- [ACTIVITIES]:
(a) From the blog post on the 2013 Nobel Prize in Chemistry, list each chemist the writer puts forward as being from an earlier century, with the life dates given for each.
(b) Pick up the post about the 2013 Nobel Prize in Chemistry where it stops and keep writing.

2013 Nobel Prize – Chemistry

download (36)And so now it is the turn of the alchemists, oops sorry, I mean Chemists, to receive an award.

What is interesting about this category is that if you look down the list of past winners, you will at best only recognise a few names such as Ernest RutherfordMarie Curie, and Linus Pauling. Check the rest and I’d bet you do not recognise any of them, so is it a bit odd that the names of many of the physicists who have won has penetrated the public consciousness, yet not the chemists. OK, so you recognised some of the names … ah but wait, Marie Curie also won for Physics, so perhaps that is why you know her. Oh and Ernest Rutherford was also a physicist, so that leaves Linus Pauling, and we know him because he promoted mega doses of Vitamin C, so we are down to zero well-known names.

It is just me?

I suspect not, I think what may be going on here is that the 20th century saw an amazing expansion of our understanding within the physics arena, hence the big names who introduced astonishing new ideas have entered into the public consciousness. Yet there are equally amazing minds within the chemistry arena who dramatically changed things for humans, but since a lot of that happened in the 18th and 19th centuries, they were too early for Nobel Prizes (One of the rules for getting a Nobel is that you need to still be breathing). So let me toss out a few well known chemists: Louis Pasteur (1822–1895), John Dalton (1766–1844)Michael Faraday (1791–1867)Alfred Nobel (1833–1896) (yes the man himself), Humphry Davy (1778–1829), and so on, all very much men from a different century.

Don’t misunderstand me, the modern Chemists have indeed done some truly amazing things and do indeed deserve their prizes.

So anyway, on with the prize for Chemistry, who has won and why were they chosen?

The Royal Swedish Academy of Sciences has decided to award the Nobel Prize in Chemistry for 2013 to

Martin Karplus
Université de Strasbourg, France and Harvard University, Cambridge, MA, USA

Michael Levitt
Stanford University School of Medicine, Stanford, CA, USA

and

Arieh Warshel
University of Southern California, Los Angeles, CA, USA

“for the development of multiscale models for complex chemical systems”

 

The computer — your Virgil in the world of atoms

Chemists used to create models of molecules using plastic balls and sticks. Today, the modelling is carried out in computers. In the 1970s, Martin KarplusMichael Levitt and Arieh Warshel laid the foundation for the powerful programs that are used to understand and predict chemical processes. Computer models mirroring real life have become crucial for most advances made in chemistry today.

Chemical reactions occur at lightning speed. In a fraction of a millisecond, electrons jump from one atomic nucleus to the other. Classical chemistry has a hard time keeping up; it is virtually impossible to experimentally map every little step in a chemical process. Aided by the methods now awarded with the Nobel Prize in Chemistry, scientists let computers unveil chemical processes, such as a catalyst’s purification of exhaust fumes or the photosynthesis in green leaves.

(Document layout analysis data)
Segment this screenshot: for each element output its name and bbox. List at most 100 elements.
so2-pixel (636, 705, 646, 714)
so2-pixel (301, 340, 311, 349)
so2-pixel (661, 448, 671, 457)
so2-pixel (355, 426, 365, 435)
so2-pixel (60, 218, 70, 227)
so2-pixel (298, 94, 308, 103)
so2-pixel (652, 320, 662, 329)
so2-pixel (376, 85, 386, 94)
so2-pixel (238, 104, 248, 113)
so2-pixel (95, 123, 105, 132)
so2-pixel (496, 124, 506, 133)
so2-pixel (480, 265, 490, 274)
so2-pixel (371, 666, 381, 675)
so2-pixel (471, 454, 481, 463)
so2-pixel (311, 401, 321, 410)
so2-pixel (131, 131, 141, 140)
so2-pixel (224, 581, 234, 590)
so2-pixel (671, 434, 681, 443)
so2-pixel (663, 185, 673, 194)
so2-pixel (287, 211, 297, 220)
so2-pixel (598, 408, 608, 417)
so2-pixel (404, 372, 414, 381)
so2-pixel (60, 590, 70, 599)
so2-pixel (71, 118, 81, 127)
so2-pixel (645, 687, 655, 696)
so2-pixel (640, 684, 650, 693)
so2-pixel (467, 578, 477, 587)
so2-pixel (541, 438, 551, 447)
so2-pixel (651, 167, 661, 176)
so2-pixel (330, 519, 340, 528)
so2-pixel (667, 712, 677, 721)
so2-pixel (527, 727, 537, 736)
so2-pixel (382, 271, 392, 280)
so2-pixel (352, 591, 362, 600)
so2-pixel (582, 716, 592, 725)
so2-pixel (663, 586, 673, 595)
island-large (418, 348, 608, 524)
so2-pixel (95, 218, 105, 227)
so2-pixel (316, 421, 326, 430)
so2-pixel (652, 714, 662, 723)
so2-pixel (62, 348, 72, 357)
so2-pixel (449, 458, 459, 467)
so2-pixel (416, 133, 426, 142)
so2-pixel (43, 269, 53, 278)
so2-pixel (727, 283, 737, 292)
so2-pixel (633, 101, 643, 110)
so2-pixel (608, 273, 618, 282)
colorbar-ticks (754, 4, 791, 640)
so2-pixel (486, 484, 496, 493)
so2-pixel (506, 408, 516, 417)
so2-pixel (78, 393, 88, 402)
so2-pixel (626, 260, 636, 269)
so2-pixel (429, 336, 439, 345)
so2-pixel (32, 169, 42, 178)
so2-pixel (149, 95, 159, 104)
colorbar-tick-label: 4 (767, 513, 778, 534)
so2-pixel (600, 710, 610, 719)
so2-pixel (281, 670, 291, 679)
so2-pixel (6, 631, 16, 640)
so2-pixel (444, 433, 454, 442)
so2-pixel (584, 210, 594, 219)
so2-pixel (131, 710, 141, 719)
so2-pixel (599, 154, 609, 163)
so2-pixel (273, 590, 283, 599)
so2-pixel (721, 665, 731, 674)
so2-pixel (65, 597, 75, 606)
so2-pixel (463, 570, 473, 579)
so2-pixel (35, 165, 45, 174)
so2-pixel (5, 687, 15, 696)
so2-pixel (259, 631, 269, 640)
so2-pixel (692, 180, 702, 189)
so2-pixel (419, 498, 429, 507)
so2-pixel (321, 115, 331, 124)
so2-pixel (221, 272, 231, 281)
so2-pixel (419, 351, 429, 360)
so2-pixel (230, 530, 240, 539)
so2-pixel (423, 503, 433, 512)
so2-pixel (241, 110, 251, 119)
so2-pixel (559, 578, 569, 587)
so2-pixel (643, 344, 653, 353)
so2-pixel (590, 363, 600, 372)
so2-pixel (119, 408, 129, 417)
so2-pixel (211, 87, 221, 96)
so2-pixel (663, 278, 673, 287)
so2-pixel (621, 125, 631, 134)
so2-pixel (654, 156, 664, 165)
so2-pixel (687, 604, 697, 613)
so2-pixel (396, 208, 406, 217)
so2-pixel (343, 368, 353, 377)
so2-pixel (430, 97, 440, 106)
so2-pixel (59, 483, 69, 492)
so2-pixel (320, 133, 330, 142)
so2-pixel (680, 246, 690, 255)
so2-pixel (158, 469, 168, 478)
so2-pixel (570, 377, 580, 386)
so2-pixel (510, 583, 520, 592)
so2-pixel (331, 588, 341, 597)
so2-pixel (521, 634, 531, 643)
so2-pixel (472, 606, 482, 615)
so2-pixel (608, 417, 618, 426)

- [ANSWERS FOR THIS EXERCISE]:
(a)
Louis Pasteur (1822–1895)
John Dalton (1766–1844)
Michael Faraday (1791–1867)
Alfred Nobel (1833–1896)
Humphry Davy (1778–1829)

(b)
The work of Karplus, Levitt and Warshel is ground-breaking in that they managed to make Newton’s classical physics work side-by-side with the fundamentally different quantum physics. Previously, chemists had to choose to use either or. The strength of classical physics was that calculations were simple and could be used to model really large molecules. Its weakness, it offered no way to simulate chemical reactions. For that purpose, chemists instead had to use quantum physics. But such calculations required enormous computing power and could therefore only be carried out for small molecules.

This year’s Nobel Laureates in chemistry took the best from both worlds and devised methods that use both classical and quantum physics. For instance, in simulations of how a drug couples to its target protein in the body, the computer performs quantum theoretical calculations on those atoms in the target protein that interact with the drug. The rest of the large protein is simulated using less demanding classical physics.

Today the computer is just as important a tool for chemists as the test tube. Simulations are so realistic that they predict the outcome of traditional experiments.

 

Martin Karplus, U.S. and Austrian citizen. Born 1930 in Vienna, Austria. Ph.D. 1953 from California Institute of Technology, CA, USA. Professeur Conventionné, Université de Strasbourg, France and Theodore William Richards Professor of Chemistry, Emeritus, Harvard University, Cambridge, MA, USA.
http://chemistry.harvard.edu/people/martin-karplus
http://www-isis.u-strasbg.fr/biop/start

Michael Levitt, U.S., Brittish and Israeli citizen. Born 1947 in Pretoria, South Africa. Ph.D. 1971 from University of Cambridge, UK. Robert W. and Vivian K. Cahill Professor in Cancer Research, Stanford University School of Medicine, Stanford, CA, USA.
http://med.stanford.edu/profiles/Michael_Levitt

Arieh Warshel, U.S. and Israeli citizen. Born 1940 in Kibbutz Sde-Nahum, Israel. Ph.D. 1969 from Weizmann Institute of Science, Rehovot, Israel. Distinguished Professor, University of Southern California, Los Angeles, CA, USA.